%%
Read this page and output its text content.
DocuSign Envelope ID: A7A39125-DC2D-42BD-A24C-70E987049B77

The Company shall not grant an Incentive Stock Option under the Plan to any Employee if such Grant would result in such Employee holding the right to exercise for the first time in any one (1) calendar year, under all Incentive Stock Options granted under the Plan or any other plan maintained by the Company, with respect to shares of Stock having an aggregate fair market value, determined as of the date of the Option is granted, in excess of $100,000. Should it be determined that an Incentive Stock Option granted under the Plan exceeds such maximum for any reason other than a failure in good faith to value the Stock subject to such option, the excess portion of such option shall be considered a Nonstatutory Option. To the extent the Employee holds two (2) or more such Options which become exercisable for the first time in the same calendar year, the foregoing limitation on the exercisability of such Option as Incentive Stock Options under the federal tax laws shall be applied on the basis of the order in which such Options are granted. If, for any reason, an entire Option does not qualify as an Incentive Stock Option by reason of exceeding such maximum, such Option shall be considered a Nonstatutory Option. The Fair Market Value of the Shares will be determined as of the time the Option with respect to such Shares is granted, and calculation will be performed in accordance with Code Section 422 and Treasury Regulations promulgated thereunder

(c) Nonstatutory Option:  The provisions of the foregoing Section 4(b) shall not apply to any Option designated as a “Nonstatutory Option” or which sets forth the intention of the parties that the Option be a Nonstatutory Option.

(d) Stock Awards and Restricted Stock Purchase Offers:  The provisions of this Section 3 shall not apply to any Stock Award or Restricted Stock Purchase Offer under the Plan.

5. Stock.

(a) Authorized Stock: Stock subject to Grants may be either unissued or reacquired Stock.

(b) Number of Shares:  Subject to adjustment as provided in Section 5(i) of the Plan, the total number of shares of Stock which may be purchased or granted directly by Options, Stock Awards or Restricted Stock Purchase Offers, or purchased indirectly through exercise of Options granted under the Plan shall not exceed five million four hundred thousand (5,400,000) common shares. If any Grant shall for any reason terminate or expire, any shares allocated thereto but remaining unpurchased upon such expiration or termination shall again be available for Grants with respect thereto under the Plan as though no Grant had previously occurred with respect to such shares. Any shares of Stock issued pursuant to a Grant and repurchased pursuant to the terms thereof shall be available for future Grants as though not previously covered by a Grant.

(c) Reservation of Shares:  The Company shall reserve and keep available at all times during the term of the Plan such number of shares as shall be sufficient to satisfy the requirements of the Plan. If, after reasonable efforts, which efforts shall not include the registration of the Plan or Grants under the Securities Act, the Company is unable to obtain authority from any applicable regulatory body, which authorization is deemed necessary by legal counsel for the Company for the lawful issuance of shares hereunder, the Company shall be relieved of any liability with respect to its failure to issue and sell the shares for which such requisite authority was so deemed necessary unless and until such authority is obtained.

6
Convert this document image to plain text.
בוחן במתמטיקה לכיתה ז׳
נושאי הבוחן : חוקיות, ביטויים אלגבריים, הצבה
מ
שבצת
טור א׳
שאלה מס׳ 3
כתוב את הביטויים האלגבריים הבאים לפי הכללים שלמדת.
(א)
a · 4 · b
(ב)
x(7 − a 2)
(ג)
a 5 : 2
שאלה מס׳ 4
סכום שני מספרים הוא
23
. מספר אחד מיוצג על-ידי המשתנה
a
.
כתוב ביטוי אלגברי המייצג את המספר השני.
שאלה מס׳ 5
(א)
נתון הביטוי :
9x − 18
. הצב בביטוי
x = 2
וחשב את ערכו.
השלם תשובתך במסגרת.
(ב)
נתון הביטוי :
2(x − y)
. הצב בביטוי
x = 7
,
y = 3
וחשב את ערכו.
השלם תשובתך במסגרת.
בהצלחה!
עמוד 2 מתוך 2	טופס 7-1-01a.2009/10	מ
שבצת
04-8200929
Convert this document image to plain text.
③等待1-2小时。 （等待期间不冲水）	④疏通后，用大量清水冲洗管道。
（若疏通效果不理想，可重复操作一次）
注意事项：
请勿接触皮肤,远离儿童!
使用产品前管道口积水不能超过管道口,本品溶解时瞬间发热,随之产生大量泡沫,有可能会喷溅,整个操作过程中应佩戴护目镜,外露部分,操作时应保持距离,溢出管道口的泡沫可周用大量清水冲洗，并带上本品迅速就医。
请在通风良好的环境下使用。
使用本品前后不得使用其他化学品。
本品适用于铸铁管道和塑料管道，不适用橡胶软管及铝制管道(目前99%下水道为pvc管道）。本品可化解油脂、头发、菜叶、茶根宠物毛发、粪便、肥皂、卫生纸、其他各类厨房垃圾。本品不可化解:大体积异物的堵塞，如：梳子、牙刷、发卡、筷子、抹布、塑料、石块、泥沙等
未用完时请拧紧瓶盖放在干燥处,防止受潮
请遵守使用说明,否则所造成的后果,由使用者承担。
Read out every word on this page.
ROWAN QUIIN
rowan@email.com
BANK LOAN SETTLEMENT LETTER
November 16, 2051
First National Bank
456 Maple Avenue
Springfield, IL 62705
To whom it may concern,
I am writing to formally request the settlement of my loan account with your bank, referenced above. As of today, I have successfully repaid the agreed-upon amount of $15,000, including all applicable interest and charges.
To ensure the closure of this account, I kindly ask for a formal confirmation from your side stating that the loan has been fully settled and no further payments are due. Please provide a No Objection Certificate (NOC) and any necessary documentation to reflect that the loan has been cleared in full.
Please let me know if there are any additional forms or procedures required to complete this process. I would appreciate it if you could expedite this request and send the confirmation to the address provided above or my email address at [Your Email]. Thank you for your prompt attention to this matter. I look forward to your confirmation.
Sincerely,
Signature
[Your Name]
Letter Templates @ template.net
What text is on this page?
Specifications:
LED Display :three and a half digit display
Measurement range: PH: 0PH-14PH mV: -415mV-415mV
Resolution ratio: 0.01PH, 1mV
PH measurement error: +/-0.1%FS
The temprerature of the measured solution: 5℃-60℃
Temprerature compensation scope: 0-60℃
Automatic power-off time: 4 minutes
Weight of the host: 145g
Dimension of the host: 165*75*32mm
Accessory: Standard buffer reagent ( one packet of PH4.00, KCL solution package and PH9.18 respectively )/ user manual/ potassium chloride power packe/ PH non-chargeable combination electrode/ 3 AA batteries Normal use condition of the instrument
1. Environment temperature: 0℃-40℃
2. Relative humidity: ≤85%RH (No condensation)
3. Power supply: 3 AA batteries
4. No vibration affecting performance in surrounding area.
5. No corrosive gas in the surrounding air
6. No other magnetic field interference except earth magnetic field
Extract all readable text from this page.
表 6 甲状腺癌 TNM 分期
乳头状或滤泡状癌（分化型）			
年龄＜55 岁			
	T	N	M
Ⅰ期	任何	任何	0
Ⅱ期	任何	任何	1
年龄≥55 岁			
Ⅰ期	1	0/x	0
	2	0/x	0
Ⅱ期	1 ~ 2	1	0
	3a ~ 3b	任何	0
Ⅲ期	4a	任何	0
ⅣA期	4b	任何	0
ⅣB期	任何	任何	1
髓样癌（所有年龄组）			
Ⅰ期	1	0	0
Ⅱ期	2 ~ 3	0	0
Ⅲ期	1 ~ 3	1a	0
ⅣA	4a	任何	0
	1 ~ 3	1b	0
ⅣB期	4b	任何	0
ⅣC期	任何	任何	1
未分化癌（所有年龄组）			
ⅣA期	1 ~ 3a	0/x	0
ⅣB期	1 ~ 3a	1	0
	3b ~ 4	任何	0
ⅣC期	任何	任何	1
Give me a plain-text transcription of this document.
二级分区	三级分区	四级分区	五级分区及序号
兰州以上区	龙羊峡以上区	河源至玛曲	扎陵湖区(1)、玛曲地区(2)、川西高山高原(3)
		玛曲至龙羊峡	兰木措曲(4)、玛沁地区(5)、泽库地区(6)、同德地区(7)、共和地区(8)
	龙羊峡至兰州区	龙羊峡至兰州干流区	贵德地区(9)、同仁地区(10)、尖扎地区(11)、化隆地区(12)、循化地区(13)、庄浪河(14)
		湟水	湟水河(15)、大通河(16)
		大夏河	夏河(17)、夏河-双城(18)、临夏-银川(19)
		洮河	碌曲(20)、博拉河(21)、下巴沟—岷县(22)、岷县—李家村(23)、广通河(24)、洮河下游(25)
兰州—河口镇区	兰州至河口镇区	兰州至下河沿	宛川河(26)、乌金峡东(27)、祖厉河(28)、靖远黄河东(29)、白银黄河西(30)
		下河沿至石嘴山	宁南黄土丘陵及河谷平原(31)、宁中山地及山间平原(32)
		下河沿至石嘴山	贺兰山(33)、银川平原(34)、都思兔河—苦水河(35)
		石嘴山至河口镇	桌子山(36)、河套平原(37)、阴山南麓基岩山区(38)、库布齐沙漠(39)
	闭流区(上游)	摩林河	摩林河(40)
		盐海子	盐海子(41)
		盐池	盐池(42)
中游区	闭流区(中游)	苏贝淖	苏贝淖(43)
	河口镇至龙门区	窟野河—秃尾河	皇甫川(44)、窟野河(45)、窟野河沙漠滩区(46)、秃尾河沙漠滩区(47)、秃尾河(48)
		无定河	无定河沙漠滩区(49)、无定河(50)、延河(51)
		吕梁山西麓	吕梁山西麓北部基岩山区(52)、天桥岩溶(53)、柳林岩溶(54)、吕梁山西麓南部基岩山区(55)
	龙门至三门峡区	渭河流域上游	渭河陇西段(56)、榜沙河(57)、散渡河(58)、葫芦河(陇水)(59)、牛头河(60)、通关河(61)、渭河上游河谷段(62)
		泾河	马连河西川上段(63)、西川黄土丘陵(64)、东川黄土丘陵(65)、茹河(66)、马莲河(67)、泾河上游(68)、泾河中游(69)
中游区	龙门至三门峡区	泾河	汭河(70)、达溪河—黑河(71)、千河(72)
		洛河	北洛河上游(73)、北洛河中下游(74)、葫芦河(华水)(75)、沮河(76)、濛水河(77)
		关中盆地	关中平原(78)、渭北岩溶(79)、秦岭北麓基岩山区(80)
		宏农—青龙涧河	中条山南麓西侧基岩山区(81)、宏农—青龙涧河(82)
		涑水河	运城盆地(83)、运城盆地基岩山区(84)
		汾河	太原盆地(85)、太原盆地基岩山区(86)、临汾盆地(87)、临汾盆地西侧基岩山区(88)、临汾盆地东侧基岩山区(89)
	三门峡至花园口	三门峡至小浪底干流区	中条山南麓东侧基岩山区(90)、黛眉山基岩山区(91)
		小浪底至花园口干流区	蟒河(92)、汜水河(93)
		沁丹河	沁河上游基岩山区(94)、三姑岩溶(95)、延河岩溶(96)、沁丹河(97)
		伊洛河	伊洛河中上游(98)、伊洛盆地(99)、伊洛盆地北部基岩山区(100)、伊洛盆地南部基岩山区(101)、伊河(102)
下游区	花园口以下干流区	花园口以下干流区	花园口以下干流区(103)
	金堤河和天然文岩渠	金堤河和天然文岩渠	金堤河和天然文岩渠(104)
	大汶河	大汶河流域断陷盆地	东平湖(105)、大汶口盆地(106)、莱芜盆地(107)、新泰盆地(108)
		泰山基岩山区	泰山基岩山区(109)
%%
> [Objective] Scan the listing above and copy all lines containing the word "request".

> [Result]
I am writing to formally request the settlement of my loan account with your bank, referenced above. As of today, I have successfully repaid the agreed-upon amount of $15,000, including all applicable interest and charges.
Please let me know if there are any additional forms or procedures required to complete this process. I would appreciate it if you could expedite this request and send the confirmation to the address provided above or my email address at [Your Email]. Thank you for your prompt attention to this matter. I look forward to your confirmation.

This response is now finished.